▶ [Exercise requirements]:
How many of the lines below include "while"? Give the number and no other words.

[Stored items from a collection]
————
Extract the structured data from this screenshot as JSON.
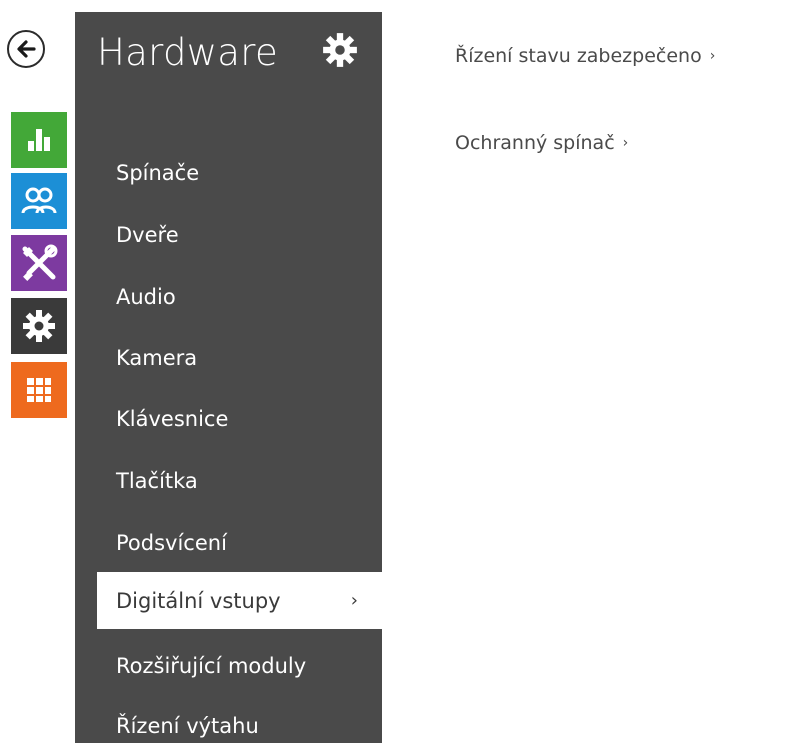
{
  "colors": {
    "panel_bg": "#4a4a4a",
    "green": "#43a838",
    "blue": "#1c8fd6",
    "purple": "#7d3aa0",
    "dark": "#3a3a3a",
    "orange": "#ee6a1e"
  },
  "rail": {
    "back_icon": "arrow-left-icon",
    "tiles": [
      {
        "name": "status",
        "icon": "bar-chart-icon"
      },
      {
        "name": "directory",
        "icon": "users-icon"
      },
      {
        "name": "services",
        "icon": "tools-icon"
      },
      {
        "name": "hardware",
        "icon": "gear-icon"
      },
      {
        "name": "system",
        "icon": "grid-icon"
      }
    ]
  },
  "panel": {
    "title": "Hardware",
    "items": [
      {
        "label": "Spínače"
      },
      {
        "label": "Dveře"
      },
      {
        "label": "Audio"
      },
      {
        "label": "Kamera"
      },
      {
        "label": "Klávesnice"
      },
      {
        "label": "Tlačítka"
      },
      {
        "label": "Podsvícení"
      },
      {
        "label": "Digitální vstupy",
        "active": true,
        "chevron": "›"
      },
      {
        "label": "Rozšiřující moduly"
      },
      {
        "label": "Řízení výtahu"
      }
    ]
  },
  "content": {
    "links": [
      {
        "label": "Řízení stavu zabezpečeno",
        "chevron": "›"
      },
      {
        "label": "Ochranný spínač",
        "chevron": "›"
      }
    ]
  }
}
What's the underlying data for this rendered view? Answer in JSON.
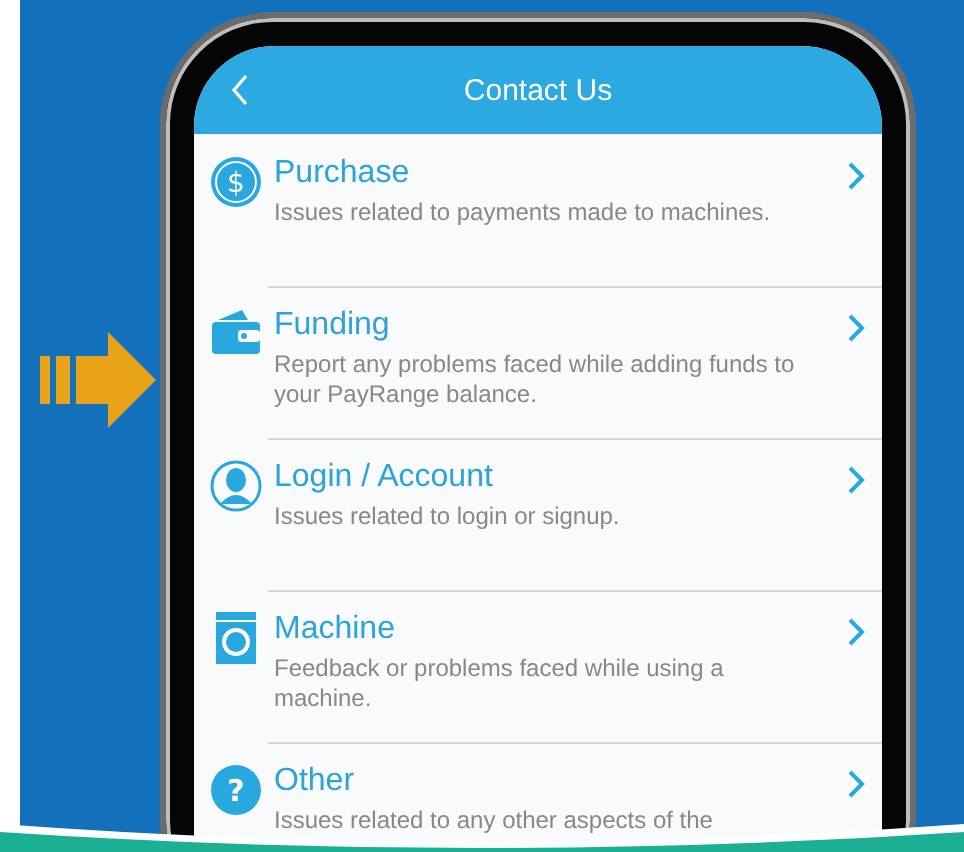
{
  "header": {
    "title": "Contact Us"
  },
  "items": [
    {
      "kind": "dollar",
      "glyph": "$",
      "title": "Purchase",
      "description": "Issues related to payments made to machines."
    },
    {
      "kind": "wallet",
      "title": "Funding",
      "description": "Report any problems faced while adding funds to your PayRange balance."
    },
    {
      "kind": "person",
      "title": "Login / Account",
      "description": "Issues related to login or signup."
    },
    {
      "kind": "washer",
      "title": "Machine",
      "description": "Feedback or problems faced while using a machine."
    },
    {
      "kind": "question",
      "glyph": "?",
      "title": "Other",
      "description": "Issues related to any other aspects of the"
    }
  ]
}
————
▶ [Final result]:
2